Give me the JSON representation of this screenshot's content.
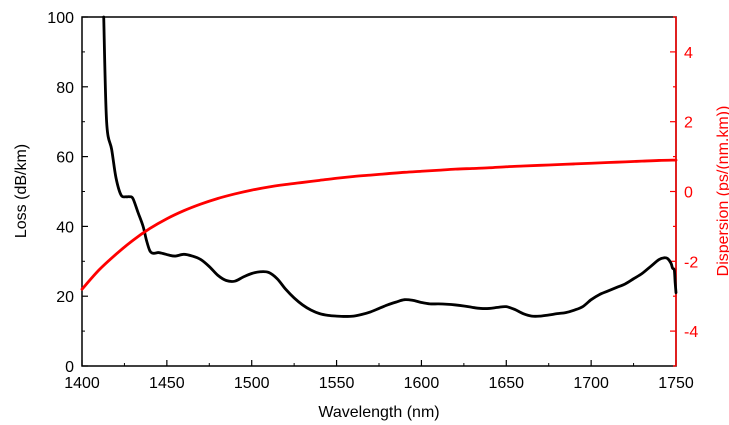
{
  "chart_data": {
    "type": "line",
    "title": "",
    "xlabel": "Wavelength (nm)",
    "ylabel": "Loss (dB/km)",
    "y2label": "Dispersion (ps/(nm.km))",
    "xlim": [
      1400,
      1750
    ],
    "ylim": [
      0,
      100
    ],
    "y2lim": [
      -5,
      5
    ],
    "x_ticks": [
      "1400",
      "1450",
      "1500",
      "1550",
      "1600",
      "1650",
      "1700",
      "1750"
    ],
    "y_ticks": [
      "0",
      "20",
      "40",
      "60",
      "80",
      "100"
    ],
    "y2_ticks": [
      "-4",
      "-2",
      "0",
      "2",
      "4"
    ],
    "grid": false,
    "legend": "none",
    "series": [
      {
        "axis": "left",
        "color": "#000000",
        "x": [
          1412.8,
          1414.5,
          1417.5,
          1420,
          1423,
          1426,
          1428,
          1430,
          1433,
          1436,
          1438,
          1440,
          1442,
          1445,
          1448,
          1451,
          1455,
          1460,
          1465,
          1470,
          1475,
          1480,
          1485,
          1490,
          1495,
          1500,
          1505,
          1510,
          1515,
          1520,
          1525,
          1530,
          1535,
          1540,
          1545,
          1550,
          1555,
          1560,
          1565,
          1570,
          1575,
          1580,
          1585,
          1590,
          1595,
          1600,
          1605,
          1610,
          1615,
          1620,
          1625,
          1630,
          1635,
          1640,
          1645,
          1650,
          1655,
          1660,
          1665,
          1670,
          1675,
          1680,
          1685,
          1690,
          1695,
          1700,
          1705,
          1710,
          1715,
          1720,
          1725,
          1730,
          1735,
          1740,
          1743,
          1745,
          1747,
          1748,
          1749,
          1749.5,
          1750
        ],
        "values": [
          100,
          70,
          62,
          54,
          49,
          48.5,
          48.5,
          48,
          44,
          40,
          36,
          33,
          32.3,
          32.5,
          32.2,
          31.8,
          31.5,
          32,
          31.5,
          30.5,
          28.5,
          26,
          24.5,
          24.3,
          25.5,
          26.5,
          27,
          26.8,
          25,
          22,
          19.5,
          17.5,
          16,
          15,
          14.5,
          14.3,
          14.2,
          14.3,
          14.8,
          15.5,
          16.5,
          17.5,
          18.3,
          19,
          18.8,
          18.2,
          17.8,
          17.8,
          17.7,
          17.5,
          17.2,
          16.8,
          16.5,
          16.5,
          16.8,
          17,
          16.2,
          15,
          14.3,
          14.3,
          14.6,
          15,
          15.3,
          16,
          17,
          19,
          20.5,
          21.5,
          22.5,
          23.5,
          25,
          26.5,
          28.5,
          30.5,
          31,
          30.8,
          29.5,
          28,
          27.5,
          24,
          21
        ]
      },
      {
        "axis": "right",
        "color": "#ff0000",
        "x": [
          1400,
          1410,
          1420,
          1430,
          1440,
          1450,
          1460,
          1470,
          1480,
          1490,
          1500,
          1510,
          1520,
          1530,
          1540,
          1550,
          1560,
          1570,
          1580,
          1590,
          1600,
          1610,
          1620,
          1630,
          1640,
          1650,
          1660,
          1670,
          1680,
          1690,
          1700,
          1710,
          1720,
          1730,
          1740,
          1750
        ],
        "values": [
          -2.8,
          -2.25,
          -1.8,
          -1.4,
          -1.06,
          -0.78,
          -0.55,
          -0.36,
          -0.2,
          -0.07,
          0.04,
          0.13,
          0.2,
          0.26,
          0.32,
          0.38,
          0.43,
          0.47,
          0.51,
          0.55,
          0.58,
          0.61,
          0.64,
          0.66,
          0.68,
          0.71,
          0.73,
          0.75,
          0.77,
          0.79,
          0.81,
          0.83,
          0.85,
          0.87,
          0.89,
          0.9
        ]
      }
    ]
  }
}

**Task description:**
Restate the records above in full, word for word. Keep pictures out.

**Response to the exercise:**
Give me the JSON representation of this screenshot's content.
{
  "chart_data": {
    "type": "line",
    "title": "",
    "xlabel": "Wavelength (nm)",
    "ylabel": "Loss (dB/km)",
    "y2label": "Dispersion (ps/(nm.km))",
    "xlim": [
      1400,
      1750
    ],
    "ylim": [
      0,
      100
    ],
    "y2lim": [
      -5,
      5
    ],
    "x_ticks": [
      "1400",
      "1450",
      "1500",
      "1550",
      "1600",
      "1650",
      "1700",
      "1750"
    ],
    "y_ticks": [
      "0",
      "20",
      "40",
      "60",
      "80",
      "100"
    ],
    "y2_ticks": [
      "-4",
      "-2",
      "0",
      "2",
      "4"
    ],
    "grid": false,
    "legend": "none",
    "series": [
      {
        "axis": "left",
        "color": "#000000",
        "x": [
          1412.8,
          1414.5,
          1417.5,
          1420,
          1423,
          1426,
          1428,
          1430,
          1433,
          1436,
          1438,
          1440,
          1442,
          1445,
          1448,
          1451,
          1455,
          1460,
          1465,
          1470,
          1475,
          1480,
          1485,
          1490,
          1495,
          1500,
          1505,
          1510,
          1515,
          1520,
          1525,
          1530,
          1535,
          1540,
          1545,
          1550,
          1555,
          1560,
          1565,
          1570,
          1575,
          1580,
          1585,
          1590,
          1595,
          1600,
          1605,
          1610,
          1615,
          1620,
          1625,
          1630,
          1635,
          1640,
          1645,
          1650,
          1655,
          1660,
          1665,
          1670,
          1675,
          1680,
          1685,
          1690,
          1695,
          1700,
          1705,
          1710,
          1715,
          1720,
          1725,
          1730,
          1735,
          1740,
          1743,
          1745,
          1747,
          1748,
          1749,
          1749.5,
          1750
        ],
        "values": [
          100,
          70,
          62,
          54,
          49,
          48.5,
          48.5,
          48,
          44,
          40,
          36,
          33,
          32.3,
          32.5,
          32.2,
          31.8,
          31.5,
          32,
          31.5,
          30.5,
          28.5,
          26,
          24.5,
          24.3,
          25.5,
          26.5,
          27,
          26.8,
          25,
          22,
          19.5,
          17.5,
          16,
          15,
          14.5,
          14.3,
          14.2,
          14.3,
          14.8,
          15.5,
          16.5,
          17.5,
          18.3,
          19,
          18.8,
          18.2,
          17.8,
          17.8,
          17.7,
          17.5,
          17.2,
          16.8,
          16.5,
          16.5,
          16.8,
          17,
          16.2,
          15,
          14.3,
          14.3,
          14.6,
          15,
          15.3,
          16,
          17,
          19,
          20.5,
          21.5,
          22.5,
          23.5,
          25,
          26.5,
          28.5,
          30.5,
          31,
          30.8,
          29.5,
          28,
          27.5,
          24,
          21
        ]
      },
      {
        "axis": "right",
        "color": "#ff0000",
        "x": [
          1400,
          1410,
          1420,
          1430,
          1440,
          1450,
          1460,
          1470,
          1480,
          1490,
          1500,
          1510,
          1520,
          1530,
          1540,
          1550,
          1560,
          1570,
          1580,
          1590,
          1600,
          1610,
          1620,
          1630,
          1640,
          1650,
          1660,
          1670,
          1680,
          1690,
          1700,
          1710,
          1720,
          1730,
          1740,
          1750
        ],
        "values": [
          -2.8,
          -2.25,
          -1.8,
          -1.4,
          -1.06,
          -0.78,
          -0.55,
          -0.36,
          -0.2,
          -0.07,
          0.04,
          0.13,
          0.2,
          0.26,
          0.32,
          0.38,
          0.43,
          0.47,
          0.51,
          0.55,
          0.58,
          0.61,
          0.64,
          0.66,
          0.68,
          0.71,
          0.73,
          0.75,
          0.77,
          0.79,
          0.81,
          0.83,
          0.85,
          0.87,
          0.89,
          0.9
        ]
      }
    ]
  }
}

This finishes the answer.